## OBJECTIVE
Report every line in the listing below where the string "structures" shows up.
---------- DATA TO PROCESS
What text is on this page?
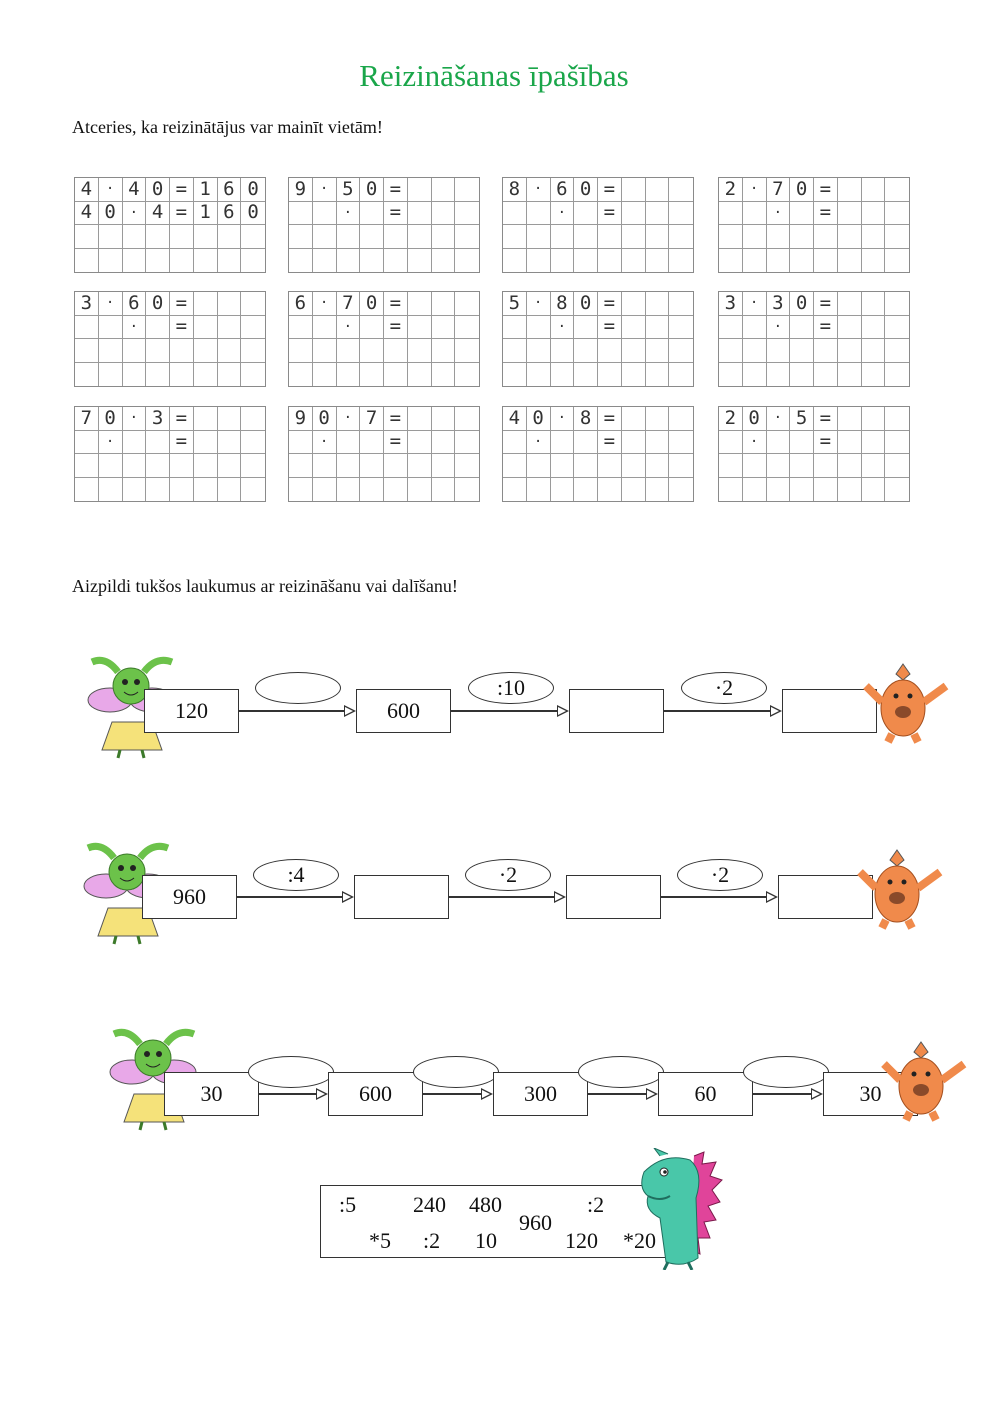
Reizināšanas īpašības
Atceries, ka reizinātājus var mainīt vietām!
4 · 4 0 = 1 6 0
4 0 · 4 = 1 6 0
9 · 5 0 =
·	=
8 · 6 0 =
·	=
2 · 7 0 =
·	=
3 · 6 0 =
·	=
6 · 7 0 =
·	=
5 · 8 0 =
·	=
3 · 3 0 =
·	=
7 0 · 3 =
·	=
9 0 · 7 =
·	=
4 0 · 8 =
·	=
2 0 · 5 =
·	=
Aizpildi tukšos laukumus ar reizināšanu vai dalīšanu!
120	600
:10	·2
960
:4	·2	·2
30	600	300	60	30
:5	240 480	:2
*5 :2 10
960
120 *20
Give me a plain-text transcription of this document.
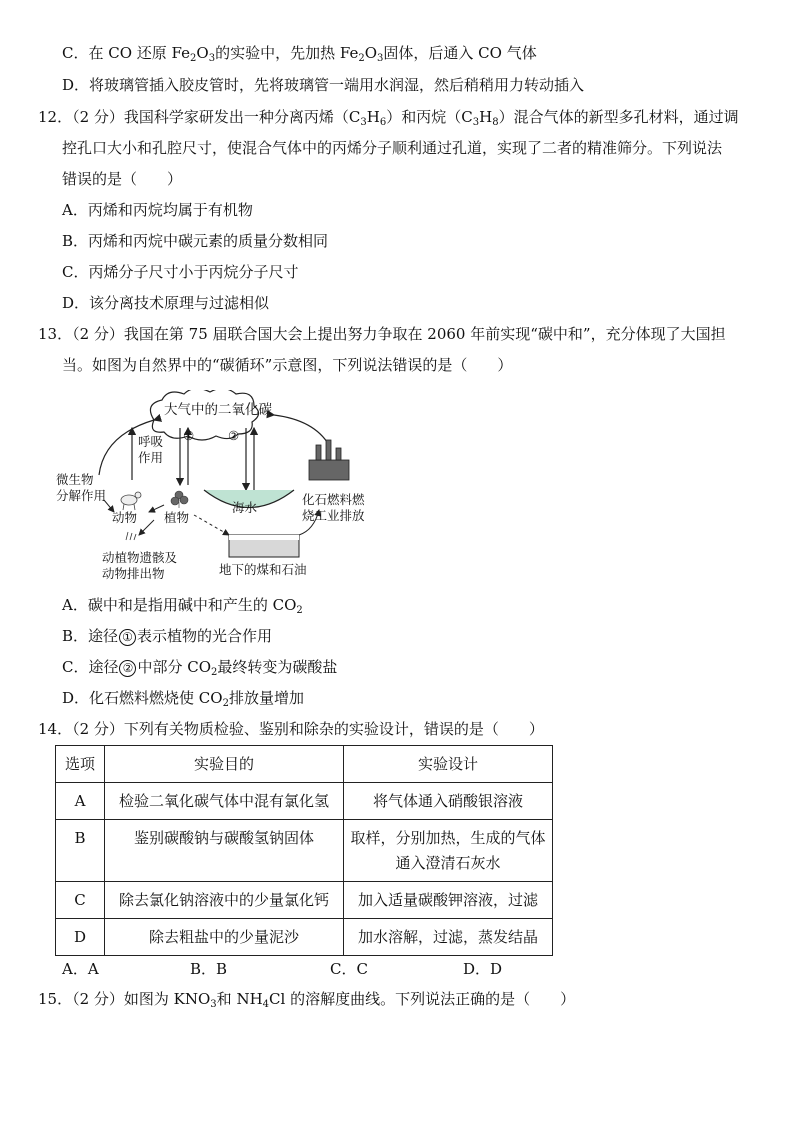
C．在 CO 还原 $Fe_2O_3$的实验中，先加热 $Fe_2O_3$固体，后通入 CO 气体
D．将玻璃管插入胶皮管时，先将玻璃管一端用水润湿，然后稍稍用力转动插入
12．（2 分）我国科学家研发出一种分离丙烯$(C_3H_6)$和丙烷$(C_3H_8)$混合气体的新型多孔材料，通过调
控孔口大小和孔腔尺寸，使混合气体中的丙烯分子顺利通过孔道，实现了二者的精准筛分。下列说法
错误的是（　　）
A．丙烯和丙烷均属于有机物
B．丙烯和丙烷中碳元素的质量分数相同
C．丙烯分子尺寸小于丙烷分子尺寸
D．该分离技术原理与过滤相似
13．（2 分）我国在第 75 届联合国大会上提出努力争取在 2060 年前实现“碳中和”，充分体现了大国担
当。如图为自然界中的“碳循环”示意图，下列说法错误的是（　　）
大气中的二氧化碳
呼吸
作用
①	②
微生物
分解作用
动物 植物
海水
化石燃料燃
烧工业排放
动植物遗骸及
动物排出物	地下的煤和石油
A．碳中和是指用碱中和产生的 $CO_2$
B．途径 ① 表示植物的光合作用
C．途径 ② 中部分 $CO_2$最终转变为碳酸盐
D．化石燃料燃烧使 $CO_2$排放量增加
14．（2 分）下列有关物质检验、鉴别和除杂的实验设计，错误的是（　　）
选项	实验目的	实验设计
A	检验二氧化碳气体中混有氯化氢	将气体通入硝酸银溶液
B	鉴别碳酸钠与碳酸氢钠固体	取样，分别加热，生成的气体通入澄清石灰水
C	除去氯化钠溶液中的少量氯化钙	加入适量碳酸钾溶液，过滤
D	除去粗盐中的少量泥沙	加水溶解，过滤，蒸发结晶
A．A	B．B	C．C	D．D
15．（2 分）如图为 $KNO_3$和 $NH_4Cl$ 的溶解度曲线。下列说法正确的是（　　）
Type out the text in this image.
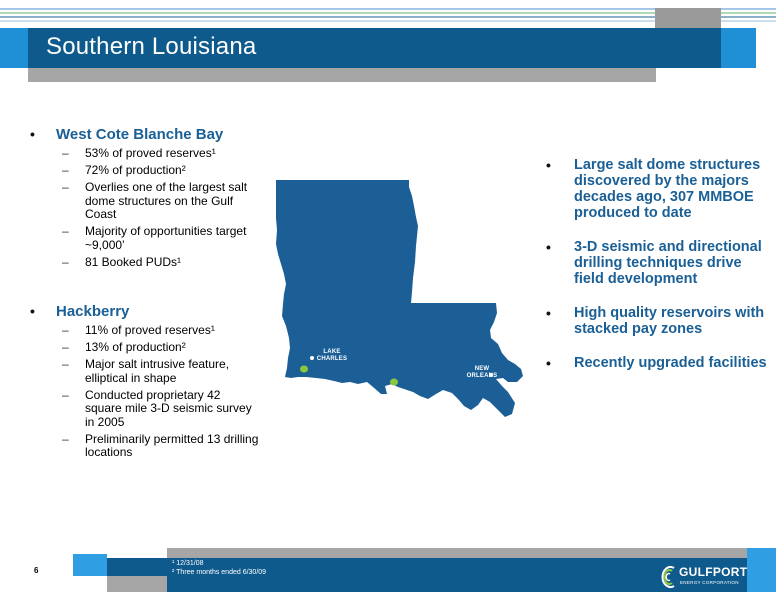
Southern Louisiana
•	West Cote Blanche Bay
–	53% of proved reserves¹
–	72% of production²
–	Overlies one of the largest salt dome structures on the Gulf Coast
–	Majority of opportunities target ~9,000’
–	81 Booked PUDs¹
•	Hackberry
–	11% of proved reserves¹
–	13% of production²
–	Major salt intrusive feature, elliptical in shape
–	Conducted proprietary 42 square mile 3-D seismic survey in 2005
–	Preliminarily permitted 13 drilling locations
LAKE CHARLES
NEW ORLEANS
HACKBERRY FIELD
WEST COTE BLANCHE BAY FIELD
•	Large salt dome structures discovered by the majors decades ago, 307 MMBOE produced to date
•	3-D seismic and directional drilling techniques drive field development
•	High quality reservoirs with stacked pay zones
•	Recently upgraded facilities
6
¹ 12/31/08
² Three months ended 6/30/09	GULFPORT
ENERGY CORPORATION
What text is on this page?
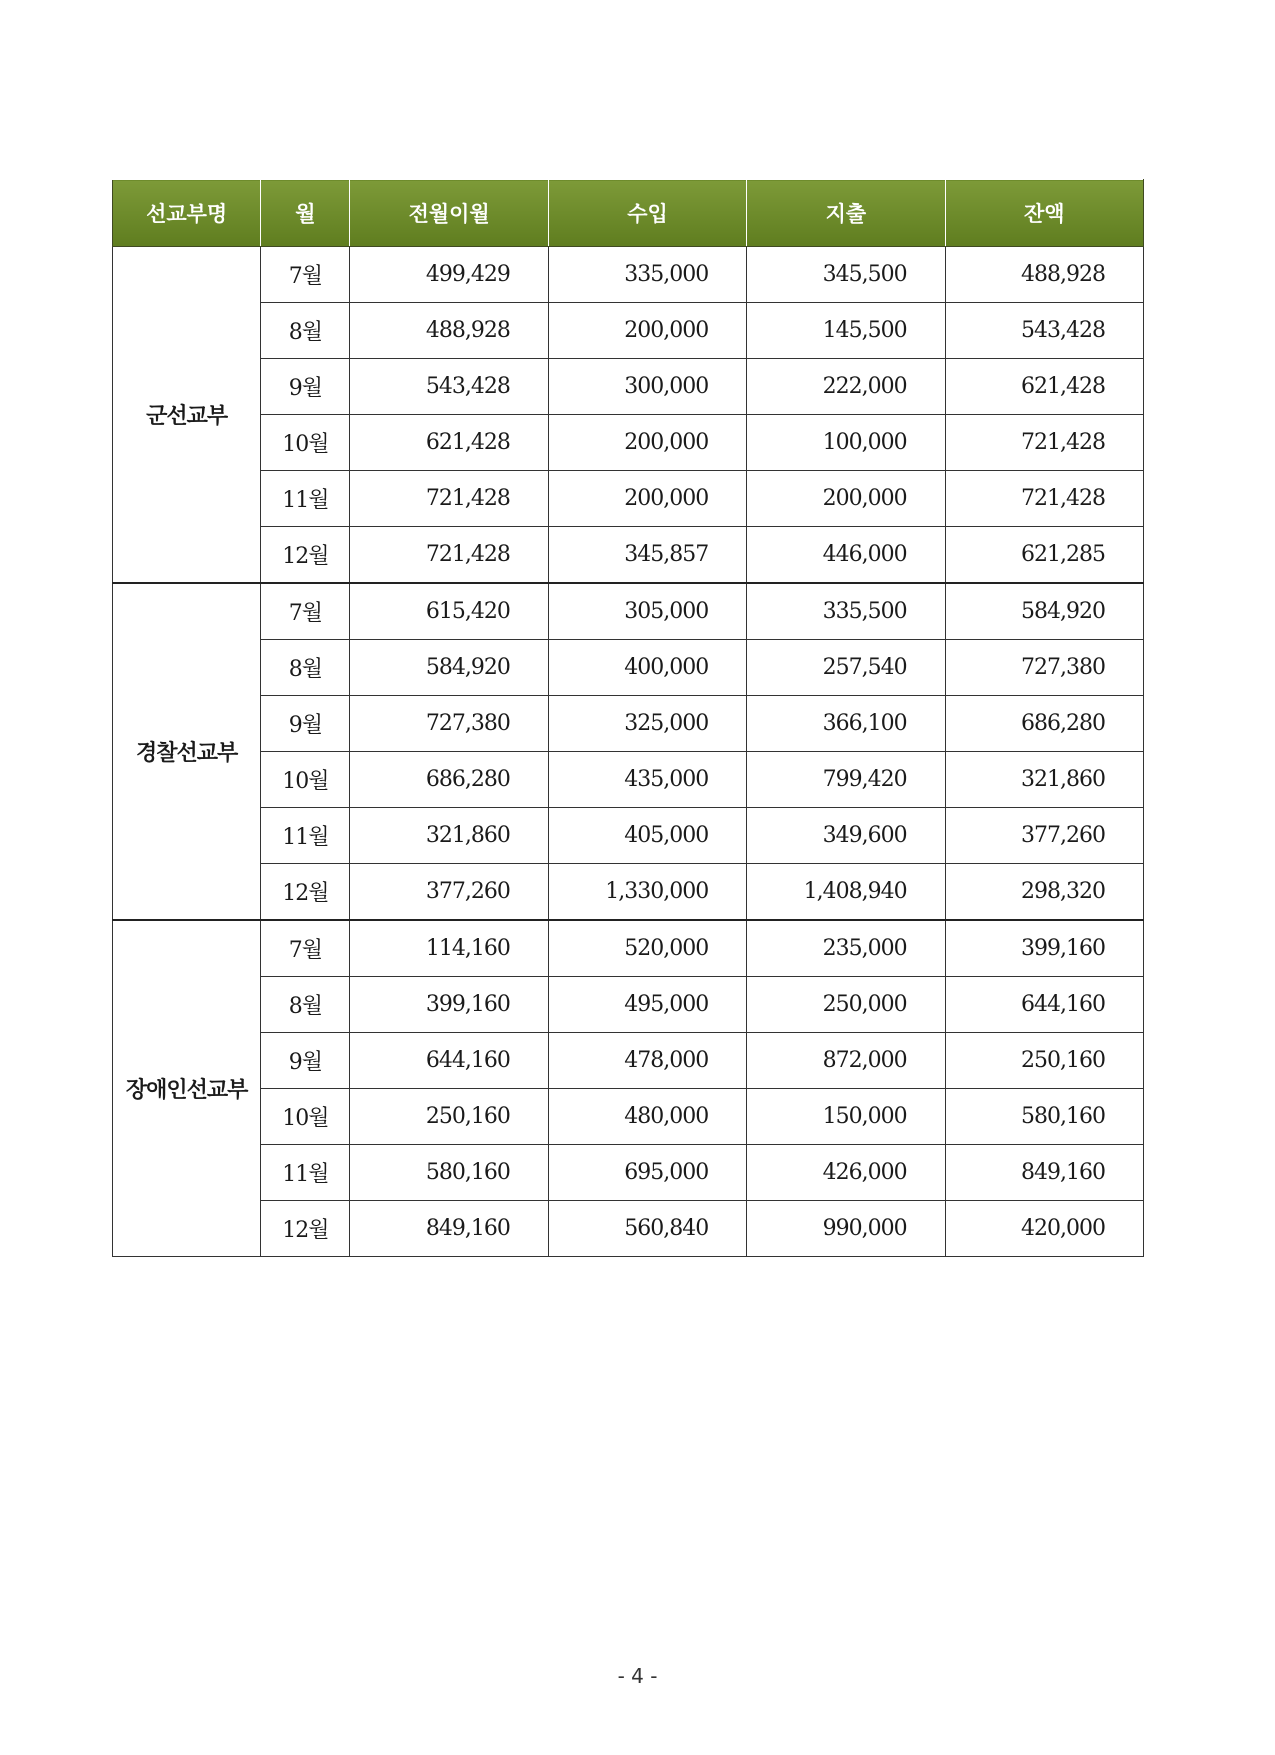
선교부명	월	전월이월	수입	지출	잔액
군선교부	7월	499,429	335,000	345,500	488,928
	8월	488,928	200,000	145,500	543,428
	9월	543,428	300,000	222,000	621,428
	10월	621,428	200,000	100,000	721,428
	11월	721,428	200,000	200,000	721,428
	12월	721,428	345,857	446,000	621,285
경찰선교부	7월	615,420	305,000	335,500	584,920
	8월	584,920	400,000	257,540	727,380
	9월	727,380	325,000	366,100	686,280
	10월	686,280	435,000	799,420	321,860
	11월	321,860	405,000	349,600	377,260
	12월	377,260	1,330,000	1,408,940	298,320
장애인선교부	7월	114,160	520,000	235,000	399,160
	8월	399,160	495,000	250,000	644,160
	9월	644,160	478,000	872,000	250,160
	10월	250,160	480,000	150,000	580,160
	11월	580,160	695,000	426,000	849,160
	12월	849,160	560,840	990,000	420,000
- 4 -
--------------------
## RESPONSE
–	Overlies one of the largest salt dome structures on the Gulf Coast
•	Large salt dome structures discovered by the majors decades ago, 307 MMBOE produced to date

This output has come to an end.